* Begin Dataset extract *
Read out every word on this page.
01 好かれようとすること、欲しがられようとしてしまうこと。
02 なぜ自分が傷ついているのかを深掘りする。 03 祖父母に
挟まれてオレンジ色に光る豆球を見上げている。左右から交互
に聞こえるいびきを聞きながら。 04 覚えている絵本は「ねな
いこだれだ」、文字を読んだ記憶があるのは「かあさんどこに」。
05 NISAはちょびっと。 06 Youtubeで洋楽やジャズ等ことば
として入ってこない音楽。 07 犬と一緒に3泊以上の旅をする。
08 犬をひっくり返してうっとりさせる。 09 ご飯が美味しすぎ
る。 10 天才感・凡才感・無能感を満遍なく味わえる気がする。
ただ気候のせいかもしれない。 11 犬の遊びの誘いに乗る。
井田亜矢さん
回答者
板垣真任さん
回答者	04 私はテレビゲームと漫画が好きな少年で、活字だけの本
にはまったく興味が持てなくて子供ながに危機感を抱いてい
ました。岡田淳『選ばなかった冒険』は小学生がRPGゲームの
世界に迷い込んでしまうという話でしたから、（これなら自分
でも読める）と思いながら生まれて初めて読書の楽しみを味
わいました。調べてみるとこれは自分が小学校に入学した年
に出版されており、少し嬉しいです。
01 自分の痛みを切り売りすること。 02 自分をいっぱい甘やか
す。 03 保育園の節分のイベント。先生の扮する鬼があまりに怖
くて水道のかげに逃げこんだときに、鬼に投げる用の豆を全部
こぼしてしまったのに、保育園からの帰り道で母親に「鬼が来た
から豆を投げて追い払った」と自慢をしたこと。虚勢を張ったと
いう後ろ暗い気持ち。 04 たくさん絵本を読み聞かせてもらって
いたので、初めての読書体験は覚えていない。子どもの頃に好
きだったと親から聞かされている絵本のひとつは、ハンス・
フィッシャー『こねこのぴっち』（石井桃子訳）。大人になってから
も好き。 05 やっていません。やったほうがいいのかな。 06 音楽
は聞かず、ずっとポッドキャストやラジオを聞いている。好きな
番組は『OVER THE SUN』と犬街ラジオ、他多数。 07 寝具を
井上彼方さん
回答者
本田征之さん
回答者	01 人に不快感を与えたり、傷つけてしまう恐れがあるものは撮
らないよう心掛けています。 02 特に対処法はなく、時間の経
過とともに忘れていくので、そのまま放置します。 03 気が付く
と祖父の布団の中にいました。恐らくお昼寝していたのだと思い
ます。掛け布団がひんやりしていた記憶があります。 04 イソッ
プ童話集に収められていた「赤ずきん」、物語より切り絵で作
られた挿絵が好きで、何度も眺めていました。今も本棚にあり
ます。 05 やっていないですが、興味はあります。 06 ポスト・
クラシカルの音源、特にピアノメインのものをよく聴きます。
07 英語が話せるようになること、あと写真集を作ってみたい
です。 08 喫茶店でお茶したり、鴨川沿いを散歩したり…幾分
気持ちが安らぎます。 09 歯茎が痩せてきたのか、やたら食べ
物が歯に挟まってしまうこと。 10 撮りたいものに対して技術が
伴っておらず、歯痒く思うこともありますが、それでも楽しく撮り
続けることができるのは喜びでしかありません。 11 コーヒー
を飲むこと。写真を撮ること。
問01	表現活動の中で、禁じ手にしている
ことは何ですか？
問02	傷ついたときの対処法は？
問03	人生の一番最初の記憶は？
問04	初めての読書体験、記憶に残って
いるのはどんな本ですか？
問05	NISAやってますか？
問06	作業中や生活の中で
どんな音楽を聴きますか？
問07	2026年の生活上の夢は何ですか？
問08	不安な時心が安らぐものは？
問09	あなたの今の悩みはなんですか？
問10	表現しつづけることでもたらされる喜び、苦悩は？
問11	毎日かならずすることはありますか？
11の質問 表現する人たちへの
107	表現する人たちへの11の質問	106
* End Dataset extract *
Task to carry out
Every line of the data above should be copied exactly.

Answer below
Read out every word on this page.
01 好かれようとすること、欲しがられようとしてしまうこと。
02 なぜ自分が傷ついているのかを深掘りする。 03 祖父母に
挟まれてオレンジ色に光る豆球を見上げている。左右から交互
に聞こえるいびきを聞きながら。 04 覚えている絵本は「ねな
いこだれだ」、文字を読んだ記憶があるのは「かあさんどこに」。
05 NISAはちょびっと。 06 Youtubeで洋楽やジャズ等ことば
として入ってこない音楽。 07 犬と一緒に3泊以上の旅をする。
08 犬をひっくり返してうっとりさせる。 09 ご飯が美味しすぎ
る。 10 天才感・凡才感・無能感を満遍なく味わえる気がする。
ただ気候のせいかもしれない。 11 犬の遊びの誘いに乗る。
井田亜矢さん
回答者
板垣真任さん
回答者	04 私はテレビゲームと漫画が好きな少年で、活字だけの本
にはまったく興味が持てなくて子供ながに危機感を抱いてい
ました。岡田淳『選ばなかった冒険』は小学生がRPGゲームの
世界に迷い込んでしまうという話でしたから、（これなら自分
でも読める）と思いながら生まれて初めて読書の楽しみを味
わいました。調べてみるとこれは自分が小学校に入学した年
に出版されており、少し嬉しいです。
01 自分の痛みを切り売りすること。 02 自分をいっぱい甘やか
す。 03 保育園の節分のイベント。先生の扮する鬼があまりに怖
くて水道のかげに逃げこんだときに、鬼に投げる用の豆を全部
こぼしてしまったのに、保育園からの帰り道で母親に「鬼が来た
から豆を投げて追い払った」と自慢をしたこと。虚勢を張ったと
いう後ろ暗い気持ち。 04 たくさん絵本を読み聞かせてもらって
いたので、初めての読書体験は覚えていない。子どもの頃に好
きだったと親から聞かされている絵本のひとつは、ハンス・
フィッシャー『こねこのぴっち』（石井桃子訳）。大人になってから
も好き。 05 やっていません。やったほうがいいのかな。 06 音楽
は聞かず、ずっとポッドキャストやラジオを聞いている。好きな
番組は『OVER THE SUN』と犬街ラジオ、他多数。 07 寝具を
井上彼方さん
回答者
本田征之さん
回答者	01 人に不快感を与えたり、傷つけてしまう恐れがあるものは撮
らないよう心掛けています。 02 特に対処法はなく、時間の経
過とともに忘れていくので、そのまま放置します。 03 気が付く
と祖父の布団の中にいました。恐らくお昼寝していたのだと思い
ます。掛け布団がひんやりしていた記憶があります。 04 イソッ
プ童話集に収められていた「赤ずきん」、物語より切り絵で作
られた挿絵が好きで、何度も眺めていました。今も本棚にあり
ます。 05 やっていないですが、興味はあります。 06 ポスト・
クラシカルの音源、特にピアノメインのものをよく聴きます。
07 英語が話せるようになること、あと写真集を作ってみたい
です。 08 喫茶店でお茶したり、鴨川沿いを散歩したり…幾分
気持ちが安らぎます。 09 歯茎が痩せてきたのか、やたら食べ
物が歯に挟まってしまうこと。 10 撮りたいものに対して技術が
伴っておらず、歯痒く思うこともありますが、それでも楽しく撮り
続けることができるのは喜びでしかありません。 11 コーヒー
を飲むこと。写真を撮ること。
問01	表現活動の中で、禁じ手にしている
ことは何ですか？
問02	傷ついたときの対処法は？
問03	人生の一番最初の記憶は？
問04	初めての読書体験、記憶に残って
いるのはどんな本ですか？
問05	NISAやってますか？
問06	作業中や生活の中で
どんな音楽を聴きますか？
問07	2026年の生活上の夢は何ですか？
問08	不安な時心が安らぐものは？
問09	あなたの今の悩みはなんですか？
問10	表現しつづけることでもたらされる喜び、苦悩は？
問11	毎日かならずすることはありますか？
11の質問 表現する人たちへの
107	表現する人たちへの11の質問	106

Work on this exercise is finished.